**Directions for this task:** Check each line of the material below for "Múnera", then copy the ones that contain it.

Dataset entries
>>>>>

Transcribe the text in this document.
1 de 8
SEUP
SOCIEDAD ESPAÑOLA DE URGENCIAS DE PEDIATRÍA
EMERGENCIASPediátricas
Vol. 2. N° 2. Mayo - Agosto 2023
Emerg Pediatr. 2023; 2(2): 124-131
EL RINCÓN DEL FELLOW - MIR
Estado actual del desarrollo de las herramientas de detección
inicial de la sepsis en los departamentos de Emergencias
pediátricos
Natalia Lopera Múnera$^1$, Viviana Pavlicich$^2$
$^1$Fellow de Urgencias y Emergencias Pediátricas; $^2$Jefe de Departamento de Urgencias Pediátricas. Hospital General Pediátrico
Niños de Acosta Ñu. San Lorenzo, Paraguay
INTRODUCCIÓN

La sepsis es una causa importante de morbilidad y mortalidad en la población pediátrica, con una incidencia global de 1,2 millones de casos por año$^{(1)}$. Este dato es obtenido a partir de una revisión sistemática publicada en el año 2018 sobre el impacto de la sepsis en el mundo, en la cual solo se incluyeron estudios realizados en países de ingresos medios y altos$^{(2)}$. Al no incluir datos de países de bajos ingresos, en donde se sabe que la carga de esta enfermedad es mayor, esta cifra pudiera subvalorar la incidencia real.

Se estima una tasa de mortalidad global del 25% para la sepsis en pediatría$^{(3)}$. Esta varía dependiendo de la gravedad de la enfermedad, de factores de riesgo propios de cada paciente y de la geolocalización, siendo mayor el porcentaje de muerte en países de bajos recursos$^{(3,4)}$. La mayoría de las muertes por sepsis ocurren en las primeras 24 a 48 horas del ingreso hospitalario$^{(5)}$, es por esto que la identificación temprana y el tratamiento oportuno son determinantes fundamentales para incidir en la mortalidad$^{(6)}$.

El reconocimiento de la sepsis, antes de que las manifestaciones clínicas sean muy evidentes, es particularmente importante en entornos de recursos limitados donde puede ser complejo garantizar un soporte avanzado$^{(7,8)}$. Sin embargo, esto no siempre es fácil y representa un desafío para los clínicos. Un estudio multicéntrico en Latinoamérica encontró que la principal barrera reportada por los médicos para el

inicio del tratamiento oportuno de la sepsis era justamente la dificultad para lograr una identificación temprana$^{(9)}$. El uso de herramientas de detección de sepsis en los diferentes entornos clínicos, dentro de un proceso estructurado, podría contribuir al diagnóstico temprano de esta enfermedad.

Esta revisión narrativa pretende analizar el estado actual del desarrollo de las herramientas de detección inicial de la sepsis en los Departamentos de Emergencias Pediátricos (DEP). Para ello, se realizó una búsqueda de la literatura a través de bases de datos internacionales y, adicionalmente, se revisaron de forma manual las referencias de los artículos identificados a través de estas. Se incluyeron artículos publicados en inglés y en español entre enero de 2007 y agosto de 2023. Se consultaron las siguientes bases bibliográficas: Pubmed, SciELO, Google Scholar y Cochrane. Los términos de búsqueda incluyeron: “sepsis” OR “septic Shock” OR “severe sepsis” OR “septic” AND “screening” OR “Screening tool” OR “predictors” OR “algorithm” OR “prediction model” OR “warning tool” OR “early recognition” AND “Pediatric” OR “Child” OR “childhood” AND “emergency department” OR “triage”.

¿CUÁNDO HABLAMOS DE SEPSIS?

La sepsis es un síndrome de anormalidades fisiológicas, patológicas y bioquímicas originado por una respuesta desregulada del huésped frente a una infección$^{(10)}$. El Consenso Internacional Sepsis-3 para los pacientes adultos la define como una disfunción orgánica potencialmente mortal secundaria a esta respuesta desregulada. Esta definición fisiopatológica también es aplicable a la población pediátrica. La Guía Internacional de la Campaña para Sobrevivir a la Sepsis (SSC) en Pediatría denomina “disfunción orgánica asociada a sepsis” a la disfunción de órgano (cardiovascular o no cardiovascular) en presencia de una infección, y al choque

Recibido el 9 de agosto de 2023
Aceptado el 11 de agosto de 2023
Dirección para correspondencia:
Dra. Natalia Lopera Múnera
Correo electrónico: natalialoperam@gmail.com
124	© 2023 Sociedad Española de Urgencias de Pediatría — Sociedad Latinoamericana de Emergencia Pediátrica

<<<<<

**Problem solution:**
Natalia Lopera Múnera$^1$, Viviana Pavlicich$^2$
Dra. Natalia Lopera Múnera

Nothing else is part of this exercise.